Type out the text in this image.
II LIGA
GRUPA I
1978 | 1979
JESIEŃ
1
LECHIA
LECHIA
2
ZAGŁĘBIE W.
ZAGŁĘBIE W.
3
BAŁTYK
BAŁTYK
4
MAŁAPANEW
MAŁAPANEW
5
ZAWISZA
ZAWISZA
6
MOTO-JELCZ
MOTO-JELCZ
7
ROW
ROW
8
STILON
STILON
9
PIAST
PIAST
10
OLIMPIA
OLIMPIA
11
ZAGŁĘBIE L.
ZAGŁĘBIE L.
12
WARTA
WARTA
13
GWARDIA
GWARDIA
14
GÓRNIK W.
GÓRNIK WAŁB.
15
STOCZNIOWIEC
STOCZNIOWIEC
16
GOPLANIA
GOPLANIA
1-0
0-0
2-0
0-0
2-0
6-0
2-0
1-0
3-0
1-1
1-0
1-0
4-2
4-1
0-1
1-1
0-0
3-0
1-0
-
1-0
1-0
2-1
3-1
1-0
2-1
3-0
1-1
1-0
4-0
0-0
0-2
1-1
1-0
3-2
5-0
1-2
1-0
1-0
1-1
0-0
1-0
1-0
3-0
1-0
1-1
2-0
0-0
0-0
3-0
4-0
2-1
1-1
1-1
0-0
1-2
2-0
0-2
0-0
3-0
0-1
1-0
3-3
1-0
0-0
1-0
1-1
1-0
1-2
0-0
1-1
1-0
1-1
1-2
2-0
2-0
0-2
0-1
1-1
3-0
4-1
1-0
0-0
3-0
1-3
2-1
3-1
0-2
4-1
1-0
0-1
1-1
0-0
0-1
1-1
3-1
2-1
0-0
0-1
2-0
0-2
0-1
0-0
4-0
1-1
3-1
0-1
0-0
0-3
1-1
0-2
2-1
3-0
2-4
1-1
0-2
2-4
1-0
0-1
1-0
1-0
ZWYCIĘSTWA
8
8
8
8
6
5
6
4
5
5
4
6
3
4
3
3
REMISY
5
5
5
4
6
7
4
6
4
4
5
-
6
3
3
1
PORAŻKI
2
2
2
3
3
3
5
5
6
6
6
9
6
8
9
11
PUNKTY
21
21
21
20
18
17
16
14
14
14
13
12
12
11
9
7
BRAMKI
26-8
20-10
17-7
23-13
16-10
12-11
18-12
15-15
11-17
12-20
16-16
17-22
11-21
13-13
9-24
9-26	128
---+---
§ **REQUIRED TASK**
Nothing should be left out: repeat all of the data exactly.

§ **EXPECTED ANSWER**
Type out the text in this image.
II LIGA
GRUPA I
1978 | 1979
JESIEŃ
1
LECHIA
LECHIA
2
ZAGŁĘBIE W.
ZAGŁĘBIE W.
3
BAŁTYK
BAŁTYK
4
MAŁAPANEW
MAŁAPANEW
5
ZAWISZA
ZAWISZA
6
MOTO-JELCZ
MOTO-JELCZ
7
ROW
ROW
8
STILON
STILON
9
PIAST
PIAST
10
OLIMPIA
OLIMPIA
11
ZAGŁĘBIE L.
ZAGŁĘBIE L.
12
WARTA
WARTA
13
GWARDIA
GWARDIA
14
GÓRNIK W.
GÓRNIK WAŁB.
15
STOCZNIOWIEC
STOCZNIOWIEC
16
GOPLANIA
GOPLANIA
1-0
0-0
2-0
0-0
2-0
6-0
2-0
1-0
3-0
1-1
1-0
1-0
4-2
4-1
0-1
1-1
0-0
3-0
1-0
-
1-0
1-0
2-1
3-1
1-0
2-1
3-0
1-1
1-0
4-0
0-0
0-2
1-1
1-0
3-2
5-0
1-2
1-0
1-0
1-1
0-0
1-0
1-0
3-0
1-0
1-1
2-0
0-0
0-0
3-0
4-0
2-1
1-1
1-1
0-0
1-2
2-0
0-2
0-0
3-0
0-1
1-0
3-3
1-0
0-0
1-0
1-1
1-0
1-2
0-0
1-1
1-0
1-1
1-2
2-0
2-0
0-2
0-1
1-1
3-0
4-1
1-0
0-0
3-0
1-3
2-1
3-1
0-2
4-1
1-0
0-1
1-1
0-0
0-1
1-1
3-1
2-1
0-0
0-1
2-0
0-2
0-1
0-0
4-0
1-1
3-1
0-1
0-0
0-3
1-1
0-2
2-1
3-0
2-4
1-1
0-2
2-4
1-0
0-1
1-0
1-0
ZWYCIĘSTWA
8
8
8
8
6
5
6
4
5
5
4
6
3
4
3
3
REMISY
5
5
5
4
6
7
4
6
4
4
5
-
6
3
3
1
PORAŻKI
2
2
2
3
3
3
5
5
6
6
6
9
6
8
9
11
PUNKTY
21
21
21
20
18
17
16
14
14
14
13
12
12
11
9
7
BRAMKI
26-8
20-10
17-7
23-13
16-10
12-11
18-12
15-15
11-17
12-20
16-16
17-22
11-21
13-13
9-24
9-26	128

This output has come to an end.